__WHAT TO WORK ON__.
Look through the material below. Copy each line that contains the string "loss".

[Records contained in a dataset]
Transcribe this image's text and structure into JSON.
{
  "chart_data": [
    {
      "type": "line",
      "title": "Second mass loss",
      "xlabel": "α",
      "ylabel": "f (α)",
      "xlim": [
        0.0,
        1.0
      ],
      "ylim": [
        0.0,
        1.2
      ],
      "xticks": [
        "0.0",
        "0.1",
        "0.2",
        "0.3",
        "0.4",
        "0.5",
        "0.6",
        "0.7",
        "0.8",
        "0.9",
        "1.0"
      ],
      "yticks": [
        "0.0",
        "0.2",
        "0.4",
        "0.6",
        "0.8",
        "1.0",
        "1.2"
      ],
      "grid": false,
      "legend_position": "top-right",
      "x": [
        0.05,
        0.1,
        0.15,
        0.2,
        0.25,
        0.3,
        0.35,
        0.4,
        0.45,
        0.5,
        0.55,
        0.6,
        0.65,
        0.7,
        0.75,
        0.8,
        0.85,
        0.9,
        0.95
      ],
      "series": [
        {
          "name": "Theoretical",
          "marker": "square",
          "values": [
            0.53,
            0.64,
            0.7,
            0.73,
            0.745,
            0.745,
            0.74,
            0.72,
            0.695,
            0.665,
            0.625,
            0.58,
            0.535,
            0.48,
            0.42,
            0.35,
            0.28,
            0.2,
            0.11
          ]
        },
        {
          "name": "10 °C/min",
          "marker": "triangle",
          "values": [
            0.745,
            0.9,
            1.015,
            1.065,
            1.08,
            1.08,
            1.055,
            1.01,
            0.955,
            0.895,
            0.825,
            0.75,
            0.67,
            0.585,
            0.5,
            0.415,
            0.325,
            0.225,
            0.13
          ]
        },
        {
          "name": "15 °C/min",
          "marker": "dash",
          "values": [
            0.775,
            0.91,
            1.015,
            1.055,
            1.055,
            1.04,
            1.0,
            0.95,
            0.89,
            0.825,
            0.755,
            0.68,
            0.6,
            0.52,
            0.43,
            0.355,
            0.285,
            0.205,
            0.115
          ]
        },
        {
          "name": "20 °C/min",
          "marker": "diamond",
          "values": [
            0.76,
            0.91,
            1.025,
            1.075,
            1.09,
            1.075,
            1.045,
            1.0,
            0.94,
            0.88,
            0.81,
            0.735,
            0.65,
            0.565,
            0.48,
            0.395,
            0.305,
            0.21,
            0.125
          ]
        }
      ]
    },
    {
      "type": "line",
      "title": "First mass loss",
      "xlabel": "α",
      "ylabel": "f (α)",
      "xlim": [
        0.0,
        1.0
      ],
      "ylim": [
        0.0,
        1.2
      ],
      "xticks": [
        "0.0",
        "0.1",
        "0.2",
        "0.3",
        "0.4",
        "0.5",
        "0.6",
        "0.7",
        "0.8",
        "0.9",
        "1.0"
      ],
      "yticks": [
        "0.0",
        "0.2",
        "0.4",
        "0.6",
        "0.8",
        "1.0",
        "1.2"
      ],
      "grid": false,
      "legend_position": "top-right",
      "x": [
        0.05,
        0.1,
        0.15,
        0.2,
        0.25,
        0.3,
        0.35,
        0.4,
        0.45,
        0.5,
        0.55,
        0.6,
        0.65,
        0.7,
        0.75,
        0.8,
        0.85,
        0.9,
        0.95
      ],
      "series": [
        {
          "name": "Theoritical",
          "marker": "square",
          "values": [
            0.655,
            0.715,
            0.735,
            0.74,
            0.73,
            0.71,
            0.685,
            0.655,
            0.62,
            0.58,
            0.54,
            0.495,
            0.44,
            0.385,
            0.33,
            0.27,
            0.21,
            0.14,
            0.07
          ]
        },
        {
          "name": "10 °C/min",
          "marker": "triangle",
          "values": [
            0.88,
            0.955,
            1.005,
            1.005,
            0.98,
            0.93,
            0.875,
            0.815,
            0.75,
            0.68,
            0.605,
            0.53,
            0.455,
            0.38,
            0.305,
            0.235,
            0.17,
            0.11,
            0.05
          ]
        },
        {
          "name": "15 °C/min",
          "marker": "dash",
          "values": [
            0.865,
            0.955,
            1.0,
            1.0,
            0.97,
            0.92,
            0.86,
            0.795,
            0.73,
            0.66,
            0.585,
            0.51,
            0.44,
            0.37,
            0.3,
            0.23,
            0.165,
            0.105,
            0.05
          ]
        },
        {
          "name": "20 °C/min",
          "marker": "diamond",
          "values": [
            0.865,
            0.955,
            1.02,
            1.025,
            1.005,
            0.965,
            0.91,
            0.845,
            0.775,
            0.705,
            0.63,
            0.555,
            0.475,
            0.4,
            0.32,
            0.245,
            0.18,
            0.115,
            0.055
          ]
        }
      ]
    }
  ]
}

__COMPLETED EXERCISE__.
      "title": "Second mass loss",
      "title": "First mass loss",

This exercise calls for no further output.